> **DIRECTIONS**
Check each line of the data for "FeBr₃" and select those that have it.

Figure dataset records
▽
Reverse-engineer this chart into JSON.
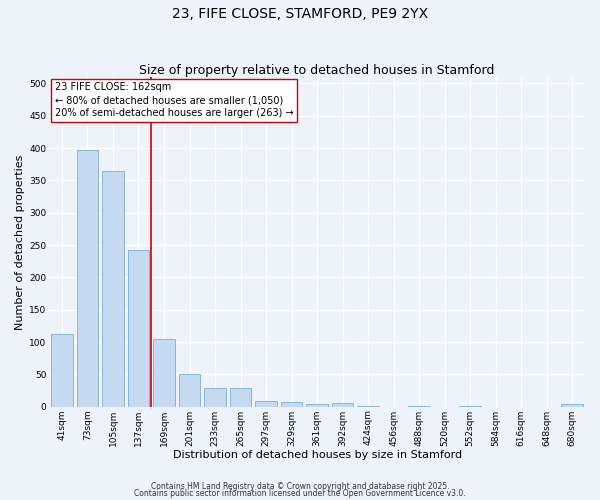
{
  "title": "23, FIFE CLOSE, STAMFORD, PE9 2YX",
  "subtitle": "Size of property relative to detached houses in Stamford",
  "xlabel": "Distribution of detached houses by size in Stamford",
  "ylabel": "Number of detached properties",
  "bins": [
    "41sqm",
    "73sqm",
    "105sqm",
    "137sqm",
    "169sqm",
    "201sqm",
    "233sqm",
    "265sqm",
    "297sqm",
    "329sqm",
    "361sqm",
    "392sqm",
    "424sqm",
    "456sqm",
    "488sqm",
    "520sqm",
    "552sqm",
    "584sqm",
    "616sqm",
    "648sqm",
    "680sqm"
  ],
  "values": [
    112,
    397,
    365,
    243,
    105,
    51,
    29,
    29,
    9,
    7,
    4,
    6,
    1,
    0,
    1,
    0,
    1,
    0,
    0,
    0,
    4
  ],
  "bar_color": "#c5d9f1",
  "bar_edge_color": "#7bafd4",
  "vline_x_index": 3.5,
  "vline_color": "#cc0000",
  "annotation_text": "23 FIFE CLOSE: 162sqm\n← 80% of detached houses are smaller (1,050)\n20% of semi-detached houses are larger (263) →",
  "annotation_box_color": "#ffffff",
  "annotation_box_edge": "#cc0000",
  "ylim": [
    0,
    510
  ],
  "yticks": [
    0,
    50,
    100,
    150,
    200,
    250,
    300,
    350,
    400,
    450,
    500
  ],
  "footer1": "Contains HM Land Registry data © Crown copyright and database right 2025.",
  "footer2": "Contains public sector information licensed under the Open Government Licence v3.0.",
  "bg_color": "#eef2f9",
  "plot_bg_color": "#eef2f9",
  "grid_color": "#ffffff",
  "title_fontsize": 10,
  "subtitle_fontsize": 9,
  "label_fontsize": 8,
  "tick_fontsize": 6.5,
  "annotation_fontsize": 7,
  "footer_fontsize": 5.5
}
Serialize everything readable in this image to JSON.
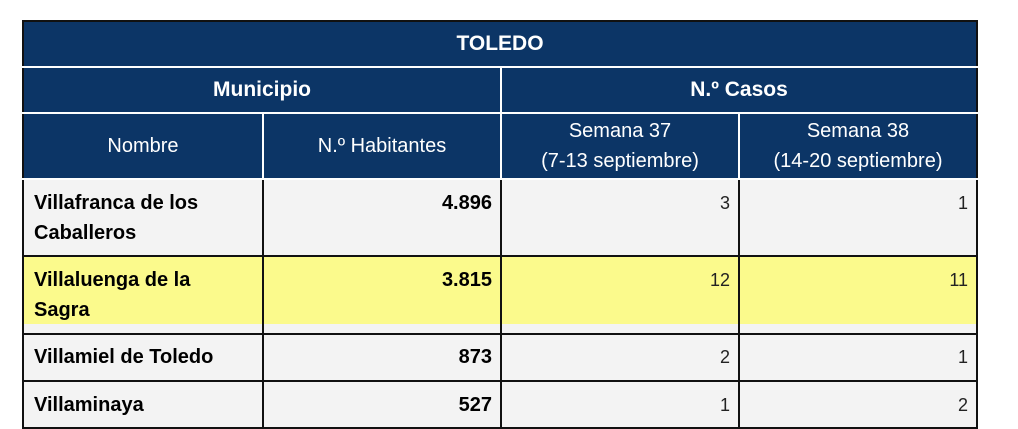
{
  "table": {
    "title": "TOLEDO",
    "group_headers": [
      "Municipio",
      "N.º Casos"
    ],
    "columns": [
      {
        "line1": "Nombre",
        "line2": ""
      },
      {
        "line1": "N.º Habitantes",
        "line2": ""
      },
      {
        "line1": "Semana 37",
        "line2": "(7-13 septiembre)"
      },
      {
        "line1": "Semana 38",
        "line2": "(14-20 septiembre)"
      }
    ],
    "rows": [
      {
        "nombre_l1": "Villafranca de los",
        "nombre_l2": "Caballeros",
        "habitantes": "4.896",
        "s37": "3",
        "s38": "1",
        "highlight": false
      },
      {
        "nombre_l1": "Villaluenga de la",
        "nombre_l2": "Sagra",
        "habitantes": "3.815",
        "s37": "12",
        "s38": "11",
        "highlight": true
      },
      {
        "nombre_l1": "Villamiel de Toledo",
        "nombre_l2": "",
        "habitantes": "873",
        "s37": "2",
        "s38": "1",
        "highlight": false
      },
      {
        "nombre_l1": "Villaminaya",
        "nombre_l2": "",
        "habitantes": "527",
        "s37": "1",
        "s38": "2",
        "highlight": false
      }
    ],
    "colors": {
      "header_bg": "#0c3566",
      "highlight": "#fbfa8c",
      "row_bg": "#f3f3f3"
    }
  }
}
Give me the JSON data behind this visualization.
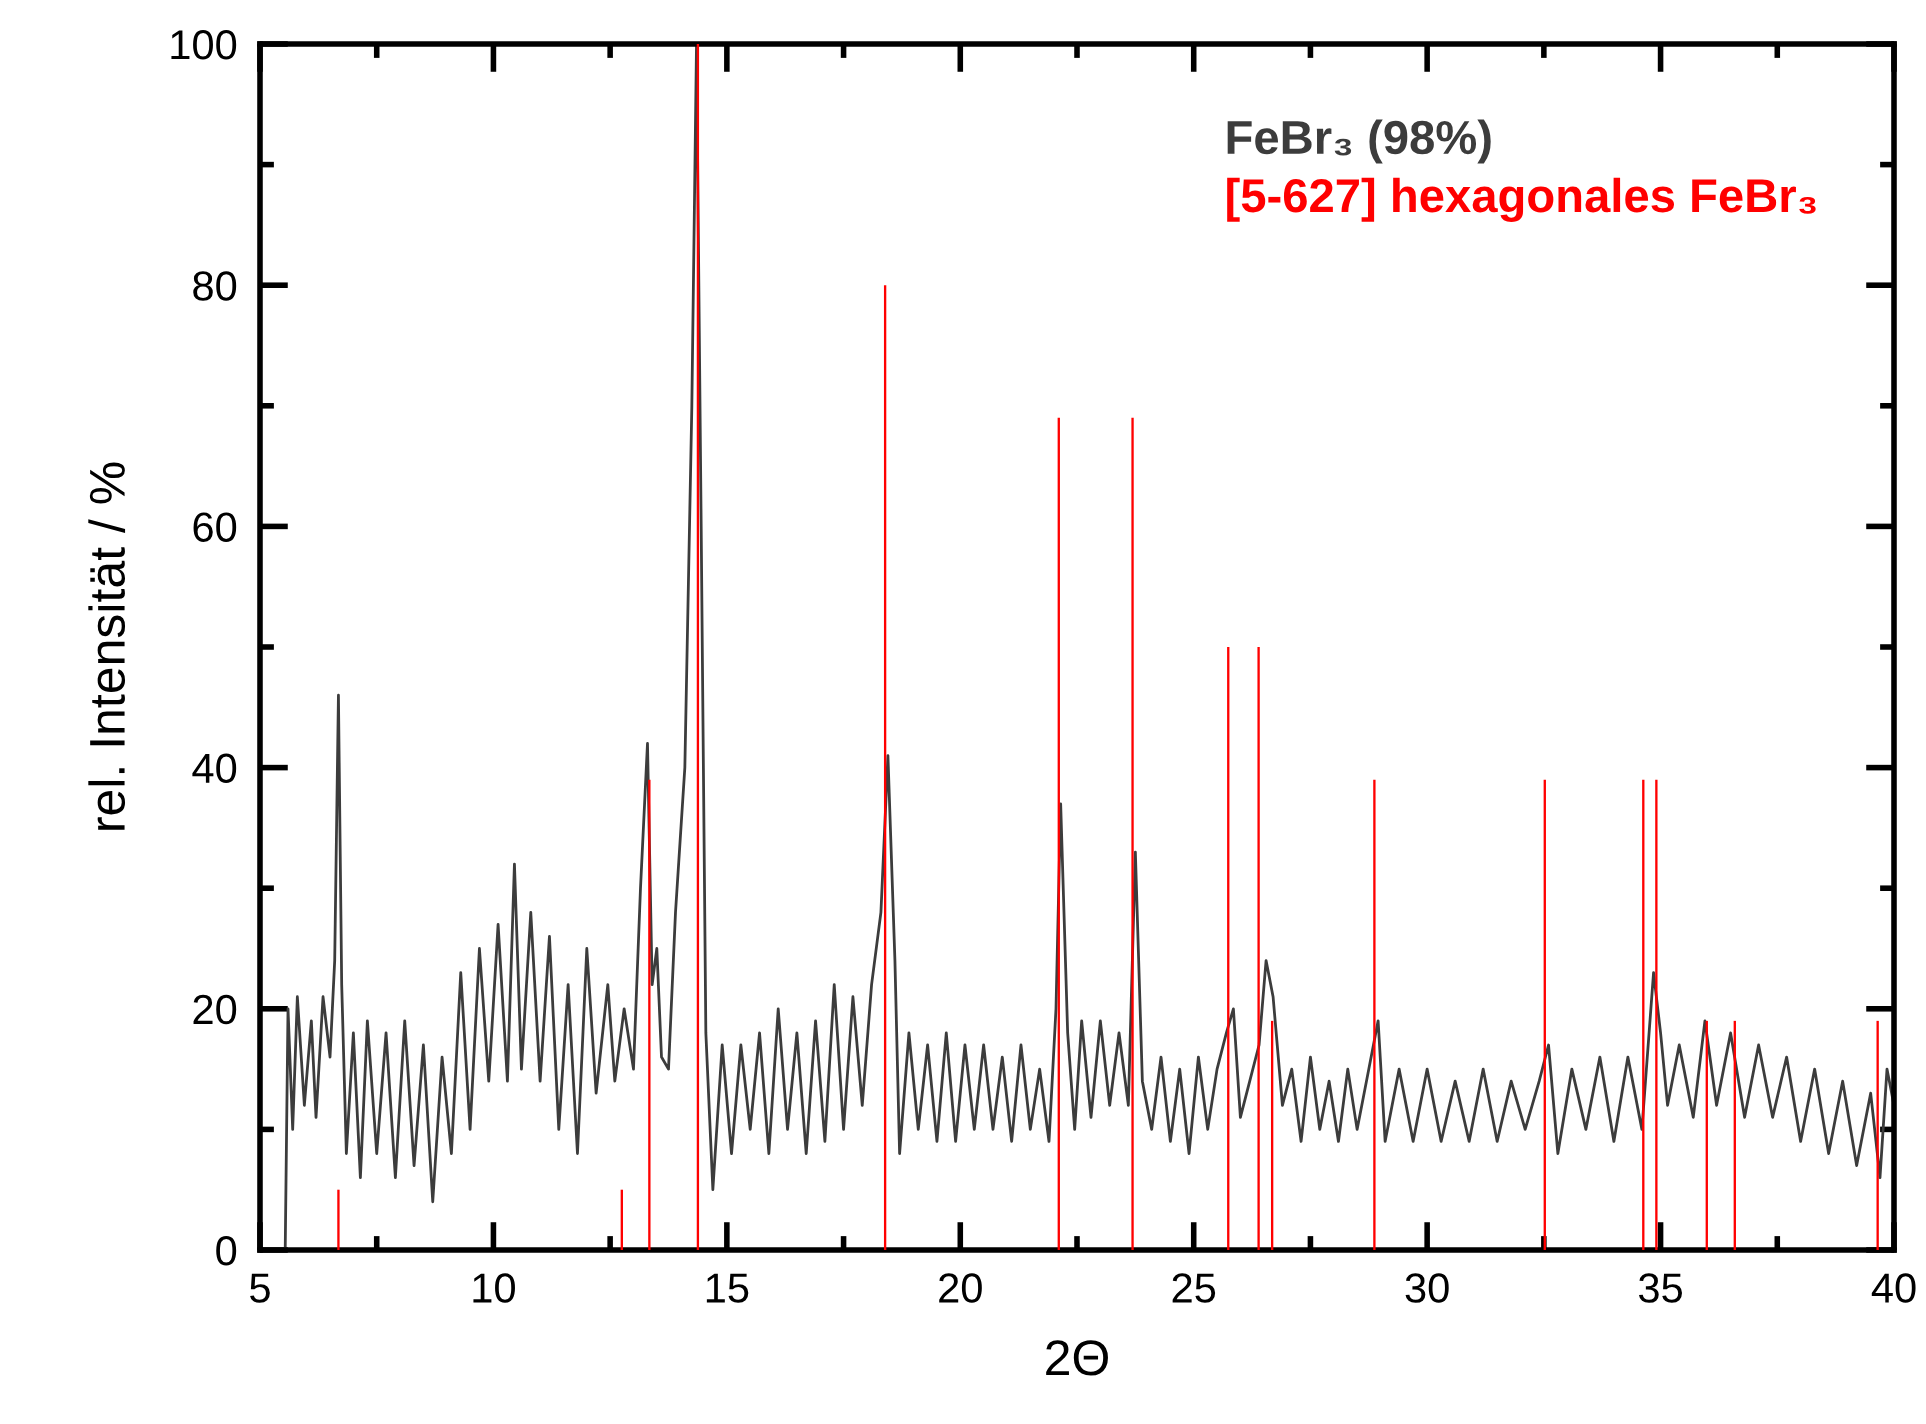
{
  "chart_data": {
    "type": "line",
    "xlabel": "2Θ",
    "ylabel": "rel. Intensität / %",
    "xlim": [
      5,
      40
    ],
    "ylim": [
      0,
      100
    ],
    "xticks": [
      5,
      {
        "value": 7.5,
        "label": null
      },
      10,
      {
        "value": 12.5,
        "label": null
      },
      15,
      {
        "value": 17.5,
        "label": null
      },
      20,
      {
        "value": 22.5,
        "label": null
      },
      25,
      {
        "value": 27.5,
        "label": null
      },
      30,
      {
        "value": 32.5,
        "label": null
      },
      35,
      {
        "value": 37.5,
        "label": null
      },
      40
    ],
    "yticks": [
      0,
      {
        "value": 10,
        "label": null
      },
      20,
      {
        "value": 30,
        "label": null
      },
      40,
      {
        "value": 50,
        "label": null
      },
      60,
      {
        "value": 70,
        "label": null
      },
      80,
      {
        "value": 90,
        "label": null
      },
      100
    ],
    "grid": false,
    "legend": "top right",
    "series": [
      {
        "name": "FeBr₃ (98%)",
        "color": "#3c3c3c",
        "x": [
          5.54,
          5.6,
          5.7,
          5.8,
          5.95,
          6.1,
          6.2,
          6.35,
          6.5,
          6.6,
          6.68,
          6.75,
          6.85,
          7.0,
          7.15,
          7.3,
          7.5,
          7.7,
          7.9,
          8.1,
          8.3,
          8.5,
          8.7,
          8.9,
          9.1,
          9.3,
          9.5,
          9.7,
          9.9,
          10.1,
          10.3,
          10.45,
          10.6,
          10.8,
          11.0,
          11.2,
          11.4,
          11.6,
          11.8,
          12.0,
          12.2,
          12.45,
          12.6,
          12.8,
          13.0,
          13.15,
          13.3,
          13.4,
          13.5,
          13.6,
          13.75,
          13.9,
          14.1,
          14.25,
          14.35,
          14.45,
          14.55,
          14.7,
          14.9,
          15.1,
          15.3,
          15.5,
          15.7,
          15.9,
          16.1,
          16.3,
          16.5,
          16.7,
          16.9,
          17.1,
          17.3,
          17.5,
          17.7,
          17.9,
          18.1,
          18.3,
          18.45,
          18.6,
          18.7,
          18.9,
          19.1,
          19.3,
          19.5,
          19.7,
          19.9,
          20.1,
          20.3,
          20.5,
          20.7,
          20.9,
          21.1,
          21.3,
          21.5,
          21.7,
          21.9,
          22.05,
          22.15,
          22.3,
          22.45,
          22.6,
          22.8,
          23.0,
          23.2,
          23.4,
          23.6,
          23.75,
          23.9,
          24.1,
          24.3,
          24.5,
          24.7,
          24.9,
          25.1,
          25.3,
          25.5,
          25.7,
          25.85,
          26.0,
          26.2,
          26.4,
          26.55,
          26.7,
          26.9,
          27.1,
          27.3,
          27.5,
          27.7,
          27.9,
          28.1,
          28.3,
          28.5,
          28.7,
          28.95,
          29.1,
          29.4,
          29.7,
          30.0,
          30.3,
          30.6,
          30.9,
          31.2,
          31.5,
          31.8,
          32.1,
          32.4,
          32.6,
          32.8,
          33.1,
          33.4,
          33.7,
          34.0,
          34.3,
          34.6,
          34.85,
          35.0,
          35.15,
          35.4,
          35.7,
          35.95,
          36.2,
          36.5,
          36.8,
          37.1,
          37.4,
          37.7,
          38.0,
          38.3,
          38.6,
          38.9,
          39.2,
          39.5,
          39.7,
          39.85,
          40
        ],
        "values": [
          0,
          20,
          10,
          21,
          12,
          19,
          11,
          21,
          16,
          24,
          46,
          22,
          8,
          18,
          6,
          19,
          8,
          18,
          6,
          19,
          7,
          17,
          4,
          16,
          8,
          23,
          10,
          25,
          14,
          27,
          14,
          32,
          15,
          28,
          14,
          26,
          10,
          22,
          8,
          25,
          13,
          22,
          14,
          20,
          15,
          30,
          42,
          22,
          25,
          16,
          15,
          28,
          40,
          70,
          100,
          60,
          18,
          5,
          17,
          8,
          17,
          10,
          18,
          8,
          20,
          10,
          18,
          8,
          19,
          9,
          22,
          10,
          21,
          12,
          22,
          28,
          41,
          24,
          8,
          18,
          10,
          17,
          9,
          18,
          9,
          17,
          10,
          17,
          10,
          16,
          9,
          17,
          10,
          15,
          9,
          20,
          37,
          18,
          10,
          19,
          11,
          19,
          12,
          18,
          12,
          33,
          14,
          10,
          16,
          9,
          15,
          8,
          16,
          10,
          15,
          18,
          20,
          11,
          14,
          17,
          24,
          21,
          12,
          15,
          9,
          16,
          10,
          14,
          9,
          15,
          10,
          14,
          19,
          9,
          15,
          9,
          15,
          9,
          14,
          9,
          15,
          9,
          14,
          10,
          14,
          17,
          8,
          15,
          10,
          16,
          9,
          16,
          10,
          23,
          18,
          12,
          17,
          11,
          19,
          12,
          18,
          11,
          17,
          11,
          16,
          9,
          15,
          8,
          14,
          7,
          13,
          6,
          15,
          12
        ]
      },
      {
        "name": "[5-627] hexagonales FeBr₃",
        "color": "#ff0000",
        "type": "bar",
        "x": [
          6.68,
          12.75,
          13.34,
          14.38,
          18.39,
          22.11,
          23.69,
          25.74,
          26.39,
          26.68,
          28.87,
          32.52,
          34.63,
          34.91,
          35.99,
          36.59,
          39.65
        ],
        "values": [
          5,
          5,
          39,
          100,
          80,
          69,
          69,
          50,
          50,
          19,
          39,
          39,
          39,
          39,
          19,
          19,
          19
        ]
      }
    ]
  }
}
△
> **TASK RESPONSE**
        "name": "FeBr₃ (98%)",
        "name": "[5-627] hexagonales FeBr₃",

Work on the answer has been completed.